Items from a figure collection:
* Begin *
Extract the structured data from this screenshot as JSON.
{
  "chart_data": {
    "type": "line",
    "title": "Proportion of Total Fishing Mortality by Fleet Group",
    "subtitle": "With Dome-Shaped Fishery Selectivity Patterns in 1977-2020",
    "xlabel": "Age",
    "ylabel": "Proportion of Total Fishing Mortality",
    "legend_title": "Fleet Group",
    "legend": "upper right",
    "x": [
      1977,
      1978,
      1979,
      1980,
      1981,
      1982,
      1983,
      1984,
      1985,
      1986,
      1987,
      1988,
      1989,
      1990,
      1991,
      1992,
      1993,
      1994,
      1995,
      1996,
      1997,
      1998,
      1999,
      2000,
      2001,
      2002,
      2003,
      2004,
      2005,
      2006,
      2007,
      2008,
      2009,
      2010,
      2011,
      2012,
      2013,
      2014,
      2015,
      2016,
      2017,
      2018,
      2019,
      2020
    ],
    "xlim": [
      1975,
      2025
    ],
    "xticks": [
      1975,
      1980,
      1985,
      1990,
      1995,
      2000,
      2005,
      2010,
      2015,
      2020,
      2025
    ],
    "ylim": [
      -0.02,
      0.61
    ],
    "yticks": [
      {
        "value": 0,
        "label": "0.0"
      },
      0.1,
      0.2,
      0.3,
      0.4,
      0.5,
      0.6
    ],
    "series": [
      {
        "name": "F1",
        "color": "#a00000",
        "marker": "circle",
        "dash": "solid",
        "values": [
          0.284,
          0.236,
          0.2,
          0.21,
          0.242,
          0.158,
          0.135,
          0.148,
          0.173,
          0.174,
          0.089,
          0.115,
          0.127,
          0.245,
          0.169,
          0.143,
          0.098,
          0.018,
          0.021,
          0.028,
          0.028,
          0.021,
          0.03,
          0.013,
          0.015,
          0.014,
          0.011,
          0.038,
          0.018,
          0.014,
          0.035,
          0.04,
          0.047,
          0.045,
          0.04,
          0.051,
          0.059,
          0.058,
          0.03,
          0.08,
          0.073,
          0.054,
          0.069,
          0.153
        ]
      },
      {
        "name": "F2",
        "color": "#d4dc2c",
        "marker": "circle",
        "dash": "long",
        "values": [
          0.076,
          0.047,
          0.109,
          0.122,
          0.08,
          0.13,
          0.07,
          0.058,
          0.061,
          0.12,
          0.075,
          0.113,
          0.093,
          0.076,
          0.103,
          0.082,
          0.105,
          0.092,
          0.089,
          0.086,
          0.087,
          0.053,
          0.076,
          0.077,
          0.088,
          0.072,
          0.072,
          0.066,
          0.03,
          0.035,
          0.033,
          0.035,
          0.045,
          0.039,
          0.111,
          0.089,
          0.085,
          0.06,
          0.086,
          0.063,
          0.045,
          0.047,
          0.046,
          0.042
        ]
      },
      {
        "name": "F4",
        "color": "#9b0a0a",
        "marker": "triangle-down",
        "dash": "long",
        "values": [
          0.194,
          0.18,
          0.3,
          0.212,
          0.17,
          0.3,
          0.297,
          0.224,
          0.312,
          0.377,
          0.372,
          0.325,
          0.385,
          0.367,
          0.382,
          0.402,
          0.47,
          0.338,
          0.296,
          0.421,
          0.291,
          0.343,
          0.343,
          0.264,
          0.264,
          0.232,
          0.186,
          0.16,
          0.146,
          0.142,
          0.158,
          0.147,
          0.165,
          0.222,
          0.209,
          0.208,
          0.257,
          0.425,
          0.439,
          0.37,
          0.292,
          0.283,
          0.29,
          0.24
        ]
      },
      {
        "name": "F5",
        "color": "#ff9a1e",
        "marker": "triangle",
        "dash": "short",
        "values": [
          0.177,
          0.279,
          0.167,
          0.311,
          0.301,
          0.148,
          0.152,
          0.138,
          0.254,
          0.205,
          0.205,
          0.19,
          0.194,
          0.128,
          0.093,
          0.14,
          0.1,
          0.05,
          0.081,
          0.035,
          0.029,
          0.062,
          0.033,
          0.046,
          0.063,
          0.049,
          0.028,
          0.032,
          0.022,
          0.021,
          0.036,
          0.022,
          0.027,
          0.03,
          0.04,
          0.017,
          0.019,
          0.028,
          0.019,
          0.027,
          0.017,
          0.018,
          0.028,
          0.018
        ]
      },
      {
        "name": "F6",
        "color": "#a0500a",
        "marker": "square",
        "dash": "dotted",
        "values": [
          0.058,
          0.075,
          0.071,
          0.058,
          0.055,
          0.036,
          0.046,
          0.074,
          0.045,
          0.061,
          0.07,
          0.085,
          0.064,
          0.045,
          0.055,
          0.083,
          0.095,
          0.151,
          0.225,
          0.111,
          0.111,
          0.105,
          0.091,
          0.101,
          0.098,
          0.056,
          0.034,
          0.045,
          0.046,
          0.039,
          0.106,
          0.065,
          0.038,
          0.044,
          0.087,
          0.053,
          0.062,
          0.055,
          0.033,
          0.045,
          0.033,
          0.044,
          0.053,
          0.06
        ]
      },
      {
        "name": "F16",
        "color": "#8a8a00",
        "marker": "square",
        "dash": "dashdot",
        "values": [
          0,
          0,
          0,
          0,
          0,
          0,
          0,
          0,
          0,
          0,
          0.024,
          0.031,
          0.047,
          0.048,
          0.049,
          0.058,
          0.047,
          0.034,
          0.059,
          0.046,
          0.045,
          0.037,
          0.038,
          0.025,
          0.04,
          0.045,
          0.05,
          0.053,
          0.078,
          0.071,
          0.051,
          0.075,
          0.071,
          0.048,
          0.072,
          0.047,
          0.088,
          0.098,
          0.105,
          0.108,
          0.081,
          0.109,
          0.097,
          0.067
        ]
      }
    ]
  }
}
* End *
** Exercise task **
Output the data above exactly, please, line for line.

** Output of the exercise **
Extract the structured data from this screenshot as JSON.
{
  "chart_data": {
    "type": "line",
    "title": "Proportion of Total Fishing Mortality by Fleet Group",
    "subtitle": "With Dome-Shaped Fishery Selectivity Patterns in 1977-2020",
    "xlabel": "Age",
    "ylabel": "Proportion of Total Fishing Mortality",
    "legend_title": "Fleet Group",
    "legend": "upper right",
    "x": [
      1977,
      1978,
      1979,
      1980,
      1981,
      1982,
      1983,
      1984,
      1985,
      1986,
      1987,
      1988,
      1989,
      1990,
      1991,
      1992,
      1993,
      1994,
      1995,
      1996,
      1997,
      1998,
      1999,
      2000,
      2001,
      2002,
      2003,
      2004,
      2005,
      2006,
      2007,
      2008,
      2009,
      2010,
      2011,
      2012,
      2013,
      2014,
      2015,
      2016,
      2017,
      2018,
      2019,
      2020
    ],
    "xlim": [
      1975,
      2025
    ],
    "xticks": [
      1975,
      1980,
      1985,
      1990,
      1995,
      2000,
      2005,
      2010,
      2015,
      2020,
      2025
    ],
    "ylim": [
      -0.02,
      0.61
    ],
    "yticks": [
      {
        "value": 0,
        "label": "0.0"
      },
      0.1,
      0.2,
      0.3,
      0.4,
      0.5,
      0.6
    ],
    "series": [
      {
        "name": "F1",
        "color": "#a00000",
        "marker": "circle",
        "dash": "solid",
        "values": [
          0.284,
          0.236,
          0.2,
          0.21,
          0.242,
          0.158,
          0.135,
          0.148,
          0.173,
          0.174,
          0.089,
          0.115,
          0.127,
          0.245,
          0.169,
          0.143,
          0.098,
          0.018,
          0.021,
          0.028,
          0.028,
          0.021,
          0.03,
          0.013,
          0.015,
          0.014,
          0.011,
          0.038,
          0.018,
          0.014,
          0.035,
          0.04,
          0.047,
          0.045,
          0.04,
          0.051,
          0.059,
          0.058,
          0.03,
          0.08,
          0.073,
          0.054,
          0.069,
          0.153
        ]
      },
      {
        "name": "F2",
        "color": "#d4dc2c",
        "marker": "circle",
        "dash": "long",
        "values": [
          0.076,
          0.047,
          0.109,
          0.122,
          0.08,
          0.13,
          0.07,
          0.058,
          0.061,
          0.12,
          0.075,
          0.113,
          0.093,
          0.076,
          0.103,
          0.082,
          0.105,
          0.092,
          0.089,
          0.086,
          0.087,
          0.053,
          0.076,
          0.077,
          0.088,
          0.072,
          0.072,
          0.066,
          0.03,
          0.035,
          0.033,
          0.035,
          0.045,
          0.039,
          0.111,
          0.089,
          0.085,
          0.06,
          0.086,
          0.063,
          0.045,
          0.047,
          0.046,
          0.042
        ]
      },
      {
        "name": "F4",
        "color": "#9b0a0a",
        "marker": "triangle-down",
        "dash": "long",
        "values": [
          0.194,
          0.18,
          0.3,
          0.212,
          0.17,
          0.3,
          0.297,
          0.224,
          0.312,
          0.377,
          0.372,
          0.325,
          0.385,
          0.367,
          0.382,
          0.402,
          0.47,
          0.338,
          0.296,
          0.421,
          0.291,
          0.343,
          0.343,
          0.264,
          0.264,
          0.232,
          0.186,
          0.16,
          0.146,
          0.142,
          0.158,
          0.147,
          0.165,
          0.222,
          0.209,
          0.208,
          0.257,
          0.425,
          0.439,
          0.37,
          0.292,
          0.283,
          0.29,
          0.24
        ]
      },
      {
        "name": "F5",
        "color": "#ff9a1e",
        "marker": "triangle",
        "dash": "short",
        "values": [
          0.177,
          0.279,
          0.167,
          0.311,
          0.301,
          0.148,
          0.152,
          0.138,
          0.254,
          0.205,
          0.205,
          0.19,
          0.194,
          0.128,
          0.093,
          0.14,
          0.1,
          0.05,
          0.081,
          0.035,
          0.029,
          0.062,
          0.033,
          0.046,
          0.063,
          0.049,
          0.028,
          0.032,
          0.022,
          0.021,
          0.036,
          0.022,
          0.027,
          0.03,
          0.04,
          0.017,
          0.019,
          0.028,
          0.019,
          0.027,
          0.017,
          0.018,
          0.028,
          0.018
        ]
      },
      {
        "name": "F6",
        "color": "#a0500a",
        "marker": "square",
        "dash": "dotted",
        "values": [
          0.058,
          0.075,
          0.071,
          0.058,
          0.055,
          0.036,
          0.046,
          0.074,
          0.045,
          0.061,
          0.07,
          0.085,
          0.064,
          0.045,
          0.055,
          0.083,
          0.095,
          0.151,
          0.225,
          0.111,
          0.111,
          0.105,
          0.091,
          0.101,
          0.098,
          0.056,
          0.034,
          0.045,
          0.046,
          0.039,
          0.106,
          0.065,
          0.038,
          0.044,
          0.087,
          0.053,
          0.062,
          0.055,
          0.033,
          0.045,
          0.033,
          0.044,
          0.053,
          0.06
        ]
      },
      {
        "name": "F16",
        "color": "#8a8a00",
        "marker": "square",
        "dash": "dashdot",
        "values": [
          0,
          0,
          0,
          0,
          0,
          0,
          0,
          0,
          0,
          0,
          0.024,
          0.031,
          0.047,
          0.048,
          0.049,
          0.058,
          0.047,
          0.034,
          0.059,
          0.046,
          0.045,
          0.037,
          0.038,
          0.025,
          0.04,
          0.045,
          0.05,
          0.053,
          0.078,
          0.071,
          0.051,
          0.075,
          0.071,
          0.048,
          0.072,
          0.047,
          0.088,
          0.098,
          0.105,
          0.108,
          0.081,
          0.109,
          0.097,
          0.067
        ]
      }
    ]
  }
}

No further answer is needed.